(Records from a collection)

------------------------------------

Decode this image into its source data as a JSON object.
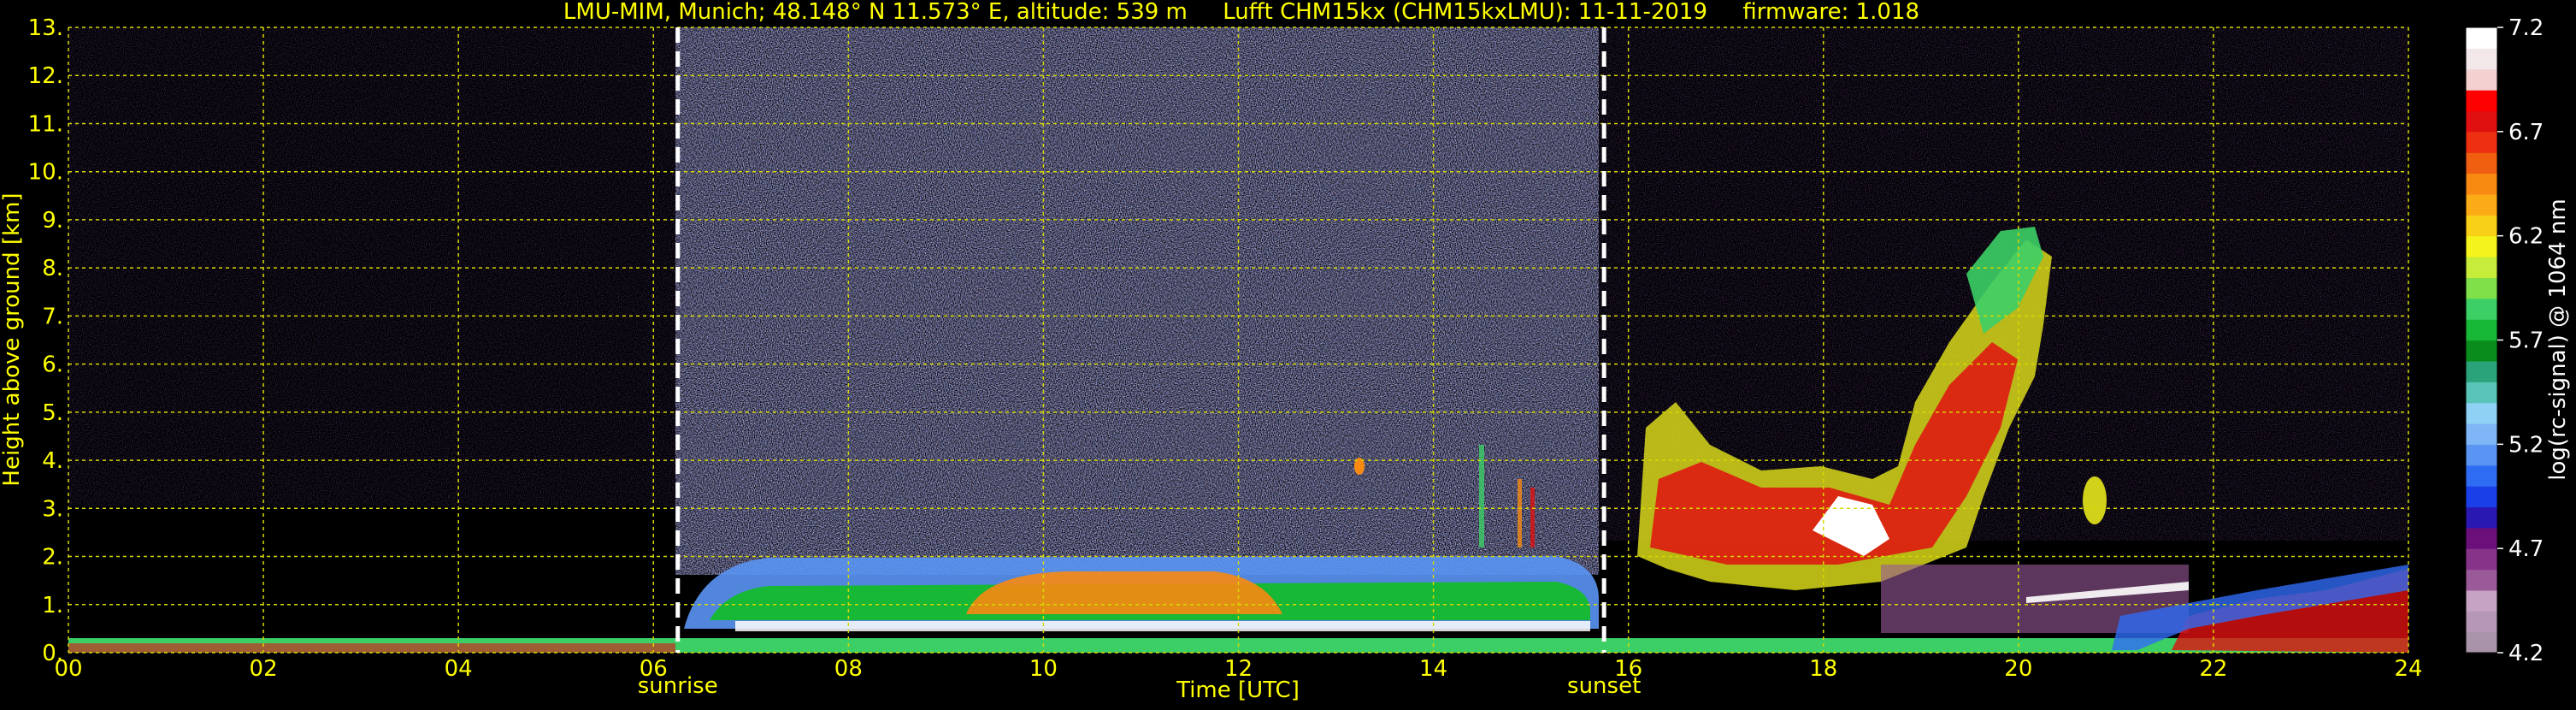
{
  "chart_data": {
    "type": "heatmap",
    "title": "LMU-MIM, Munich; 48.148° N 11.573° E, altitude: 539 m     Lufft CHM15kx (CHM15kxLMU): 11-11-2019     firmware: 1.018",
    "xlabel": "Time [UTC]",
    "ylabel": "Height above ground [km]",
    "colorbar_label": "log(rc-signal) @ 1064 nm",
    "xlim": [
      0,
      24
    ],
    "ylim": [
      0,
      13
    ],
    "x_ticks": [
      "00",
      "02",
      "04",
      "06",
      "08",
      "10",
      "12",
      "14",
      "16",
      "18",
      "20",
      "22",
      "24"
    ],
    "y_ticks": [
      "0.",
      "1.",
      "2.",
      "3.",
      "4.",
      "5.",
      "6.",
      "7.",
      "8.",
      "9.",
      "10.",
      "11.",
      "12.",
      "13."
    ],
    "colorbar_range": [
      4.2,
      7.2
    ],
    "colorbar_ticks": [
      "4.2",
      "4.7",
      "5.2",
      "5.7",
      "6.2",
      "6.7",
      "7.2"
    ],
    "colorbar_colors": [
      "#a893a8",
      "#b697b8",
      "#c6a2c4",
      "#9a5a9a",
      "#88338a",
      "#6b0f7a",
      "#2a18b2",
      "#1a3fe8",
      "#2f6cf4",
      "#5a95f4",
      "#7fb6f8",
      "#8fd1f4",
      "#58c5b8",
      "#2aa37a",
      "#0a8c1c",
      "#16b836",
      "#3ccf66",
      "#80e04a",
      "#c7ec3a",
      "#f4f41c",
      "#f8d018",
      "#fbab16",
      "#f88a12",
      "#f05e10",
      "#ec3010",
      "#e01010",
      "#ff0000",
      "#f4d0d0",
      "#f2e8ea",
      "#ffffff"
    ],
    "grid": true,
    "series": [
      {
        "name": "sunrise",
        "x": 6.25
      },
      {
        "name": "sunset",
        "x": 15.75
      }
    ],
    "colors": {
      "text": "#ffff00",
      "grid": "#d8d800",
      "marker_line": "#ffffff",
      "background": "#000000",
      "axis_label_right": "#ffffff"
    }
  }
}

------------------------------------

* _Given request_:
Pictures are to be left out; the records above must be repeated word for word.

* _Task result_:
Decode this image into its source data as a JSON object.
{
  "chart_data": {
    "type": "heatmap",
    "title": "LMU-MIM, Munich; 48.148° N 11.573° E, altitude: 539 m     Lufft CHM15kx (CHM15kxLMU): 11-11-2019     firmware: 1.018",
    "xlabel": "Time [UTC]",
    "ylabel": "Height above ground [km]",
    "colorbar_label": "log(rc-signal) @ 1064 nm",
    "xlim": [
      0,
      24
    ],
    "ylim": [
      0,
      13
    ],
    "x_ticks": [
      "00",
      "02",
      "04",
      "06",
      "08",
      "10",
      "12",
      "14",
      "16",
      "18",
      "20",
      "22",
      "24"
    ],
    "y_ticks": [
      "0.",
      "1.",
      "2.",
      "3.",
      "4.",
      "5.",
      "6.",
      "7.",
      "8.",
      "9.",
      "10.",
      "11.",
      "12.",
      "13."
    ],
    "colorbar_range": [
      4.2,
      7.2
    ],
    "colorbar_ticks": [
      "4.2",
      "4.7",
      "5.2",
      "5.7",
      "6.2",
      "6.7",
      "7.2"
    ],
    "colorbar_colors": [
      "#a893a8",
      "#b697b8",
      "#c6a2c4",
      "#9a5a9a",
      "#88338a",
      "#6b0f7a",
      "#2a18b2",
      "#1a3fe8",
      "#2f6cf4",
      "#5a95f4",
      "#7fb6f8",
      "#8fd1f4",
      "#58c5b8",
      "#2aa37a",
      "#0a8c1c",
      "#16b836",
      "#3ccf66",
      "#80e04a",
      "#c7ec3a",
      "#f4f41c",
      "#f8d018",
      "#fbab16",
      "#f88a12",
      "#f05e10",
      "#ec3010",
      "#e01010",
      "#ff0000",
      "#f4d0d0",
      "#f2e8ea",
      "#ffffff"
    ],
    "grid": true,
    "series": [
      {
        "name": "sunrise",
        "x": 6.25
      },
      {
        "name": "sunset",
        "x": 15.75
      }
    ],
    "colors": {
      "text": "#ffff00",
      "grid": "#d8d800",
      "marker_line": "#ffffff",
      "background": "#000000",
      "axis_label_right": "#ffffff"
    }
  }
}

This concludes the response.